What you are asked to do: Return each entry exactly, with none missing.
== Records supplied
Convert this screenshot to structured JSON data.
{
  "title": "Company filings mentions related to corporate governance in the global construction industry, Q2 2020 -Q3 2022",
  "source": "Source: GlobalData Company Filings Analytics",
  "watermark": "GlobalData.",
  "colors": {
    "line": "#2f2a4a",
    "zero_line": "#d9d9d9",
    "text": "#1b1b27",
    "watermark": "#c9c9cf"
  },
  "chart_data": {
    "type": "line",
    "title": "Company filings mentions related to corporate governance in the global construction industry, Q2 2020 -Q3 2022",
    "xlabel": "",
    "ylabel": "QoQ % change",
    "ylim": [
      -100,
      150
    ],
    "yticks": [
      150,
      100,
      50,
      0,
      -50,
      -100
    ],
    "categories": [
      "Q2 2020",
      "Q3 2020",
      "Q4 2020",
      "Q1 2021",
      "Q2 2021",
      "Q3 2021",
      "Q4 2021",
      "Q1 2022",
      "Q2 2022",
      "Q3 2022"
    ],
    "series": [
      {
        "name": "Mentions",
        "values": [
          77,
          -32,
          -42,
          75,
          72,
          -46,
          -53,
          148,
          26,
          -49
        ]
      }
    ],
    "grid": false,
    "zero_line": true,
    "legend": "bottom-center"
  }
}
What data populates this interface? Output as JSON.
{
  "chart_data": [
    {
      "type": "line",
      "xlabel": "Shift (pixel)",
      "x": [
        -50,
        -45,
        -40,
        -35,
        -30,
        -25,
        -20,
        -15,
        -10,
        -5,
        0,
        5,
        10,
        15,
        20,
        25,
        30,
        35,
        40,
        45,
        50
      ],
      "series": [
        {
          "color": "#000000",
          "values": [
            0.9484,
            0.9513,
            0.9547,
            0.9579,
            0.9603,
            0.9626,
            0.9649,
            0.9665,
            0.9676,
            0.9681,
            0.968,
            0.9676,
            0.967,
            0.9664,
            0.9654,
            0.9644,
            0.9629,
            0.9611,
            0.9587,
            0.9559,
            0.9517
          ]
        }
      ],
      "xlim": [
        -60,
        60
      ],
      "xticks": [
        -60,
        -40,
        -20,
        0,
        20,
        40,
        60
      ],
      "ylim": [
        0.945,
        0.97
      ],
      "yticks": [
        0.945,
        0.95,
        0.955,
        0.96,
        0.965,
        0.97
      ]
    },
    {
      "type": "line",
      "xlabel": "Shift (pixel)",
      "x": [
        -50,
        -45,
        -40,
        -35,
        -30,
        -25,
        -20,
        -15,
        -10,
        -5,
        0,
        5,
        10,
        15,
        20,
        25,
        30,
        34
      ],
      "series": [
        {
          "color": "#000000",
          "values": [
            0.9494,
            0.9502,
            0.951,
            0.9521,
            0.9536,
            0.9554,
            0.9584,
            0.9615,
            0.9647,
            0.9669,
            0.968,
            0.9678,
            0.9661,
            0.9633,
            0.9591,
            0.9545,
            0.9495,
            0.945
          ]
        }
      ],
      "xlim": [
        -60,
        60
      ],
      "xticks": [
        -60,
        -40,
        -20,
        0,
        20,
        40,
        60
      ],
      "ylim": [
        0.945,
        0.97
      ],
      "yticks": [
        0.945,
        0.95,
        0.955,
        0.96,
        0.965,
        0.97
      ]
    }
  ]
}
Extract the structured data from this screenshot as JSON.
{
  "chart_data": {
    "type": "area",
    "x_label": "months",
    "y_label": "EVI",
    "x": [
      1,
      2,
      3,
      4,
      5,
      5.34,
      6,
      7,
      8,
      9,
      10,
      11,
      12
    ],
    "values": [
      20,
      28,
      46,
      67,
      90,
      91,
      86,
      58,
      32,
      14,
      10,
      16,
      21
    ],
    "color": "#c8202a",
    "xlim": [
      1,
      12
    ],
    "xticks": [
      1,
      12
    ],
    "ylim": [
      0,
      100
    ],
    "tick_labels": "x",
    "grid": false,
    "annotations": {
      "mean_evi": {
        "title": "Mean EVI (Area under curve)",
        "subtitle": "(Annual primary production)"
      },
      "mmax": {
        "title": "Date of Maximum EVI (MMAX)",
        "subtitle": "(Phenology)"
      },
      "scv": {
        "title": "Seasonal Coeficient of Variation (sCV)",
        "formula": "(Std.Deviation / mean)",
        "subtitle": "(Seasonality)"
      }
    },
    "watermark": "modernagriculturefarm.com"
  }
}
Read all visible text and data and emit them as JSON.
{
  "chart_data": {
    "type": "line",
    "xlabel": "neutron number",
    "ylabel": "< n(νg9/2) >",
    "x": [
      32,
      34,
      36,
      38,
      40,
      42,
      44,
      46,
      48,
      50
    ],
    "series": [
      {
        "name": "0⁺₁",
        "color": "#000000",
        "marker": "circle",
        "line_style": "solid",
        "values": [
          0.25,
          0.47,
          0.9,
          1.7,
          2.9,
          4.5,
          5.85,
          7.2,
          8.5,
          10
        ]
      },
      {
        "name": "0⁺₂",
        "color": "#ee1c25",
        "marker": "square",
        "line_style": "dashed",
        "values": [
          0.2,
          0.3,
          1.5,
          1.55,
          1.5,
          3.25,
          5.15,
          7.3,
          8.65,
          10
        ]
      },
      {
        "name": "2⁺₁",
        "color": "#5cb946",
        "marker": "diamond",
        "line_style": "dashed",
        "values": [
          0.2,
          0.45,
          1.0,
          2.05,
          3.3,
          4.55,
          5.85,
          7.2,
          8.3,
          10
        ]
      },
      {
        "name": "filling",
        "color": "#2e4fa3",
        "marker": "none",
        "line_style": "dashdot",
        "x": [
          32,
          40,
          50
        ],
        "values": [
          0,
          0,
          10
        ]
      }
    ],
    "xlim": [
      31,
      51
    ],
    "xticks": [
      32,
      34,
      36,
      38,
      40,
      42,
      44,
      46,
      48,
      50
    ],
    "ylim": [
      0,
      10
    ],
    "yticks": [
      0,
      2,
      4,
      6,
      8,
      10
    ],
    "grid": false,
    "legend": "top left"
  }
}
====
Solution for this exercise:
Convert this screenshot to structured JSON data.
{
  "title": "Company filings mentions related to corporate governance in the global construction industry, Q2 2020 -Q3 2022",
  "source": "Source: GlobalData Company Filings Analytics",
  "watermark": "GlobalData.",
  "colors": {
    "line": "#2f2a4a",
    "zero_line": "#d9d9d9",
    "text": "#1b1b27",
    "watermark": "#c9c9cf"
  },
  "chart_data": {
    "type": "line",
    "title": "Company filings mentions related to corporate governance in the global construction industry, Q2 2020 -Q3 2022",
    "xlabel": "",
    "ylabel": "QoQ % change",
    "ylim": [
      -100,
      150
    ],
    "yticks": [
      150,
      100,
      50,
      0,
      -50,
      -100
    ],
    "categories": [
      "Q2 2020",
      "Q3 2020",
      "Q4 2020",
      "Q1 2021",
      "Q2 2021",
      "Q3 2021",
      "Q4 2021",
      "Q1 2022",
      "Q2 2022",
      "Q3 2022"
    ],
    "series": [
      {
        "name": "Mentions",
        "values": [
          77,
          -32,
          -42,
          75,
          72,
          -46,
          -53,
          148,
          26,
          -49
        ]
      }
    ],
    "grid": false,
    "zero_line": true,
    "legend": "bottom-center"
  }
}
What data populates this interface? Output as JSON.
{
  "chart_data": [
    {
      "type": "line",
      "xlabel": "Shift (pixel)",
      "x": [
        -50,
        -45,
        -40,
        -35,
        -30,
        -25,
        -20,
        -15,
        -10,
        -5,
        0,
        5,
        10,
        15,
        20,
        25,
        30,
        35,
        40,
        45,
        50
      ],
      "series": [
        {
          "color": "#000000",
          "values": [
            0.9484,
            0.9513,
            0.9547,
            0.9579,
            0.9603,
            0.9626,
            0.9649,
            0.9665,
            0.9676,
            0.9681,
            0.968,
            0.9676,
            0.967,
            0.9664,
            0.9654,
            0.9644,
            0.9629,
            0.9611,
            0.9587,
            0.9559,
            0.9517
          ]
        }
      ],
      "xlim": [
        -60,
        60
      ],
      "xticks": [
        -60,
        -40,
        -20,
        0,
        20,
        40,
        60
      ],
      "ylim": [
        0.945,
        0.97
      ],
      "yticks": [
        0.945,
        0.95,
        0.955,
        0.96,
        0.965,
        0.97
      ]
    },
    {
      "type": "line",
      "xlabel": "Shift (pixel)",
      "x": [
        -50,
        -45,
        -40,
        -35,
        -30,
        -25,
        -20,
        -15,
        -10,
        -5,
        0,
        5,
        10,
        15,
        20,
        25,
        30,
        34
      ],
      "series": [
        {
          "color": "#000000",
          "values": [
            0.9494,
            0.9502,
            0.951,
            0.9521,
            0.9536,
            0.9554,
            0.9584,
            0.9615,
            0.9647,
            0.9669,
            0.968,
            0.9678,
            0.9661,
            0.9633,
            0.9591,
            0.9545,
            0.9495,
            0.945
          ]
        }
      ],
      "xlim": [
        -60,
        60
      ],
      "xticks": [
        -60,
        -40,
        -20,
        0,
        20,
        40,
        60
      ],
      "ylim": [
        0.945,
        0.97
      ],
      "yticks": [
        0.945,
        0.95,
        0.955,
        0.96,
        0.965,
        0.97
      ]
    }
  ]
}
Extract the structured data from this screenshot as JSON.
{
  "chart_data": {
    "type": "area",
    "x_label": "months",
    "y_label": "EVI",
    "x": [
      1,
      2,
      3,
      4,
      5,
      5.34,
      6,
      7,
      8,
      9,
      10,
      11,
      12
    ],
    "values": [
      20,
      28,
      46,
      67,
      90,
      91,
      86,
      58,
      32,
      14,
      10,
      16,
      21
    ],
    "color": "#c8202a",
    "xlim": [
      1,
      12
    ],
    "xticks": [
      1,
      12
    ],
    "ylim": [
      0,
      100
    ],
    "tick_labels": "x",
    "grid": false,
    "annotations": {
      "mean_evi": {
        "title": "Mean EVI (Area under curve)",
        "subtitle": "(Annual primary production)"
      },
      "mmax": {
        "title": "Date of Maximum EVI (MMAX)",
        "subtitle": "(Phenology)"
      },
      "scv": {
        "title": "Seasonal Coeficient of Variation (sCV)",
        "formula": "(Std.Deviation / mean)",
        "subtitle": "(Seasonality)"
      }
    },
    "watermark": "modernagriculturefarm.com"
  }
}
Read all visible text and data and emit them as JSON.
{
  "chart_data": {
    "type": "line",
    "xlabel": "neutron number",
    "ylabel": "< n(νg9/2) >",
    "x": [
      32,
      34,
      36,
      38,
      40,
      42,
      44,
      46,
      48,
      50
    ],
    "series": [
      {
        "name": "0⁺₁",
        "color": "#000000",
        "marker": "circle",
        "line_style": "solid",
        "values": [
          0.25,
          0.47,
          0.9,
          1.7,
          2.9,
          4.5,
          5.85,
          7.2,
          8.5,
          10
        ]
      },
      {
        "name": "0⁺₂",
        "color": "#ee1c25",
        "marker": "square",
        "line_style": "dashed",
        "values": [
          0.2,
          0.3,
          1.5,
          1.55,
          1.5,
          3.25,
          5.15,
          7.3,
          8.65,
          10
        ]
      },
      {
        "name": "2⁺₁",
        "color": "#5cb946",
        "marker": "diamond",
        "line_style": "dashed",
        "values": [
          0.2,
          0.45,
          1.0,
          2.05,
          3.3,
          4.55,
          5.85,
          7.2,
          8.3,
          10
        ]
      },
      {
        "name": "filling",
        "color": "#2e4fa3",
        "marker": "none",
        "line_style": "dashdot",
        "x": [
          32,
          40,
          50
        ],
        "values": [
          0,
          0,
          10
        ]
      }
    ],
    "xlim": [
      31,
      51
    ],
    "xticks": [
      32,
      34,
      36,
      38,
      40,
      42,
      44,
      46,
      48,
      50
    ],
    "ylim": [
      0,
      10
    ],
    "yticks": [
      0,
      2,
      4,
      6,
      8,
      10
    ],
    "grid": false,
    "legend": "top left"
  }
}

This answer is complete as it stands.